[Extracted data entries]
(begin)

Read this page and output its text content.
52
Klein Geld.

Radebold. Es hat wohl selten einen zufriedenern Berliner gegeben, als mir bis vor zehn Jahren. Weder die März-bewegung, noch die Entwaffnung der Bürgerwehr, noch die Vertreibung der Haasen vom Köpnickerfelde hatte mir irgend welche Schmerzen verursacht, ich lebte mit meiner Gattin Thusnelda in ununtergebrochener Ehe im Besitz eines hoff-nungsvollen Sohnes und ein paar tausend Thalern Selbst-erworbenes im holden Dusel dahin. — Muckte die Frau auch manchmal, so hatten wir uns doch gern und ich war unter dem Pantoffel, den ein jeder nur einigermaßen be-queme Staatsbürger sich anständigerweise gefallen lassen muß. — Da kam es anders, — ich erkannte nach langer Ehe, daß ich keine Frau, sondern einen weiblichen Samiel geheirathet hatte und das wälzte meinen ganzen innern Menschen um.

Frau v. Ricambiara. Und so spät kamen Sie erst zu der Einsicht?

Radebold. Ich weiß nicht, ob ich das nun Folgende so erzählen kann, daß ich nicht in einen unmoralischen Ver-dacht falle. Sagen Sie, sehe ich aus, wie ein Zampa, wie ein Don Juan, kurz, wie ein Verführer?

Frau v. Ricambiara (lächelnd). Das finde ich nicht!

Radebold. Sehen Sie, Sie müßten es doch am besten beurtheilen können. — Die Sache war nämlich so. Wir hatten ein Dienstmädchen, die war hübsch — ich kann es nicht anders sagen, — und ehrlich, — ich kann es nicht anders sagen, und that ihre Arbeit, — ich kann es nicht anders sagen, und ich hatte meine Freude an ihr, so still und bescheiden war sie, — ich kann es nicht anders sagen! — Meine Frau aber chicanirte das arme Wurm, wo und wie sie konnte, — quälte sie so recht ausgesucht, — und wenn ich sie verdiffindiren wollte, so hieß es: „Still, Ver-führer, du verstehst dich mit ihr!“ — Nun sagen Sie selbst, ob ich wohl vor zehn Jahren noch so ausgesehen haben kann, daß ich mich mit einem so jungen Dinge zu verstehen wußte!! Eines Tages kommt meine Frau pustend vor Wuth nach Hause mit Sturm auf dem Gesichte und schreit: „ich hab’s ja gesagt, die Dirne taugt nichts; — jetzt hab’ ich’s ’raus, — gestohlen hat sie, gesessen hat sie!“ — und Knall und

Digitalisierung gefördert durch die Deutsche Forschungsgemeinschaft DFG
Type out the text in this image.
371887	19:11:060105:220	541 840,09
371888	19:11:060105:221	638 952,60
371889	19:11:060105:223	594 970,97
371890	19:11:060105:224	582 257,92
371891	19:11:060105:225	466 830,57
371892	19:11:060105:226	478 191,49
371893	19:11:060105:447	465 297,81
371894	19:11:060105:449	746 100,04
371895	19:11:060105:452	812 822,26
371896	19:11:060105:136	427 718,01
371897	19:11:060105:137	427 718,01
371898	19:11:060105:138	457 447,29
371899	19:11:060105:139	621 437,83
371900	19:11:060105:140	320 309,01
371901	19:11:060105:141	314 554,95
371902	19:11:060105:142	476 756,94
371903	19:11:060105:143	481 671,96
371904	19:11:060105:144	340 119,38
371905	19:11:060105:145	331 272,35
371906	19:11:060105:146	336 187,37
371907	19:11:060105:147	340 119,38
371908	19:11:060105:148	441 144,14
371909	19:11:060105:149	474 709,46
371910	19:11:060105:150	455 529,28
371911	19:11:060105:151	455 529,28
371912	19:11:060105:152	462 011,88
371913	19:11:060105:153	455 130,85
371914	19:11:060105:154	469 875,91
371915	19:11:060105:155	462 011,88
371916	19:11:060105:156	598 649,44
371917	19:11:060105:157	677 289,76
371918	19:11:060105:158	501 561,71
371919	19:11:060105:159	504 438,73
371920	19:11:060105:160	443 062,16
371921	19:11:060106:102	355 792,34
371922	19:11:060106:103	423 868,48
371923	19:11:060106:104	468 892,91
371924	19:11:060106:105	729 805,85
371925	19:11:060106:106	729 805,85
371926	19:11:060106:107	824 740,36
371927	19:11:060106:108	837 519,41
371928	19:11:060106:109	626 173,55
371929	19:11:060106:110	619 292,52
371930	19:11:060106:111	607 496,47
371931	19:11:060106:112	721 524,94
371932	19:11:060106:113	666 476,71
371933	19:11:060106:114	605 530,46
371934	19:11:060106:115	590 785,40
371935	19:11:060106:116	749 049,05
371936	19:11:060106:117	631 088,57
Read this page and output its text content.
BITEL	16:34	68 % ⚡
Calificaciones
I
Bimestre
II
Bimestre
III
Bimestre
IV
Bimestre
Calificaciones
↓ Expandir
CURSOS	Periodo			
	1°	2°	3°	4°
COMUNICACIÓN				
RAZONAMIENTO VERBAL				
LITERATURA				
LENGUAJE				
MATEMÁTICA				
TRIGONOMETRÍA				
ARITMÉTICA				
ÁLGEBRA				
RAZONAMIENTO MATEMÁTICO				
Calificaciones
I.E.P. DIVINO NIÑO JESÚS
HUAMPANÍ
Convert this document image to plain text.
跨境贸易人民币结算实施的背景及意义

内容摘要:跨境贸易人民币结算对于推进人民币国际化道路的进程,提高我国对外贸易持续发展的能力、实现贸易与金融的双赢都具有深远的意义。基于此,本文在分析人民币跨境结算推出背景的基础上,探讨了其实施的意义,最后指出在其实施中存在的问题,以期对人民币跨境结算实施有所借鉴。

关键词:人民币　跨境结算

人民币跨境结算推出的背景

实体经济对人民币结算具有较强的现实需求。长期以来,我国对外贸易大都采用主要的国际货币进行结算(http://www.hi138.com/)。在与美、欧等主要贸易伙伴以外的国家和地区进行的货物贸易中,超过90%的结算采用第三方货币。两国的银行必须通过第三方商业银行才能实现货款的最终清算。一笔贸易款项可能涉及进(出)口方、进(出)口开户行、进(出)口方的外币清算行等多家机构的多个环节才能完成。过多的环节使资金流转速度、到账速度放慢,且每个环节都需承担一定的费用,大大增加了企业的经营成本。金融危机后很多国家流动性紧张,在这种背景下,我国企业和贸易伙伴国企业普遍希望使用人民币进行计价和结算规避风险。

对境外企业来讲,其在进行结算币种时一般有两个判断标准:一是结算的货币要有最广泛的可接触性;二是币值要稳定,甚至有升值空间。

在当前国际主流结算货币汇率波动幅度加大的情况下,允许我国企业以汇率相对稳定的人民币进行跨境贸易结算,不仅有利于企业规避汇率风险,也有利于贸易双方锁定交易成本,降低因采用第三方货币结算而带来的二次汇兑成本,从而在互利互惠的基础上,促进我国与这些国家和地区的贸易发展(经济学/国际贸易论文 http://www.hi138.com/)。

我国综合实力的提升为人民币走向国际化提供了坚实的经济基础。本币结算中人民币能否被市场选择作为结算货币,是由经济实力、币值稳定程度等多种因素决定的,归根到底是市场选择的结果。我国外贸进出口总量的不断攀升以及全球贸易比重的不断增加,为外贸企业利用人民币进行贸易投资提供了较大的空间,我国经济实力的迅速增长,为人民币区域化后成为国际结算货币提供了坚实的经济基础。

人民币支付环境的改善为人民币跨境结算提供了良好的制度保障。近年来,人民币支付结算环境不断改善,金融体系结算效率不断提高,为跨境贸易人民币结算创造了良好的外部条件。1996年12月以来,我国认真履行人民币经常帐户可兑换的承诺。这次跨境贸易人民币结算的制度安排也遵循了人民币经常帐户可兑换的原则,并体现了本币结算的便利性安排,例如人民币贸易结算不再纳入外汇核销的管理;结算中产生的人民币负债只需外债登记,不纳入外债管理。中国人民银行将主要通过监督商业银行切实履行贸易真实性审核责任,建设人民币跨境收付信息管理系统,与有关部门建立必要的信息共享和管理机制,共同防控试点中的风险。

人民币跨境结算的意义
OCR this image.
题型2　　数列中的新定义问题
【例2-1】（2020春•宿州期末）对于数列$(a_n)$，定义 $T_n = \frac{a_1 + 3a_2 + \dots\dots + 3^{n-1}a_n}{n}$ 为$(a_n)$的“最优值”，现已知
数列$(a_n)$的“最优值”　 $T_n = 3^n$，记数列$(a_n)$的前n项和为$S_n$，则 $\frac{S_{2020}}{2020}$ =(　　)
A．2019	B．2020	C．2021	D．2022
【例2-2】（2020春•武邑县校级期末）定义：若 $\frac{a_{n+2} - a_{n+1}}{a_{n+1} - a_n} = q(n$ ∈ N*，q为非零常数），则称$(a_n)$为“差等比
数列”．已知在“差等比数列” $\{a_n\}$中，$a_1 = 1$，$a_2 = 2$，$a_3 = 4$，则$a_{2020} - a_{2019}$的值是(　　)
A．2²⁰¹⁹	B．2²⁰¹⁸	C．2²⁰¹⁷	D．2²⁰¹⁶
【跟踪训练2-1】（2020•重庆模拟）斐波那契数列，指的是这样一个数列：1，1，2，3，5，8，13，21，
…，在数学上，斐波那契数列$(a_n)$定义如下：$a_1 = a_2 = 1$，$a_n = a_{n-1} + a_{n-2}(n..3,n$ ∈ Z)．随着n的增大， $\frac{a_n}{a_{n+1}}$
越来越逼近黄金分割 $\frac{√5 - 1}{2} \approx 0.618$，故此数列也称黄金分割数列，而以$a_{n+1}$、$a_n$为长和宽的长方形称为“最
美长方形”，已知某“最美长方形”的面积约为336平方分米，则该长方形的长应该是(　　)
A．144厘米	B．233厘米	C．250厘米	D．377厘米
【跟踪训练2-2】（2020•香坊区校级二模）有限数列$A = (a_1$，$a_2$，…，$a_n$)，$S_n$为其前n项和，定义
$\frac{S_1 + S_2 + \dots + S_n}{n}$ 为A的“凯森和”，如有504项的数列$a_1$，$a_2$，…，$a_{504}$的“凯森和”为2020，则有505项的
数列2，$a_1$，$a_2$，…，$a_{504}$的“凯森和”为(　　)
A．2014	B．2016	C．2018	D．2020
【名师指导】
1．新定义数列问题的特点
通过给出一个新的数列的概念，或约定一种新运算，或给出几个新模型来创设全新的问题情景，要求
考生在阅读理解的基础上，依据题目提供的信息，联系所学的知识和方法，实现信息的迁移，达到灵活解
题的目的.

(end)

Extract each line from the entries above that contains the string "斐波那契数列".

【跟踪训练2-1】（2020•重庆模拟）斐波那契数列，指的是这样一个数列：1，1，2，3，5，8，13，21，
…，在数学上，斐波那契数列$(a_n)$定义如下：$a_1 = a_2 = 1$，$a_n = a_{n-1} + a_{n-2}(n..3,n$ ∈ Z)．随着n的增大， $\frac{a_n}{a_{n+1}}$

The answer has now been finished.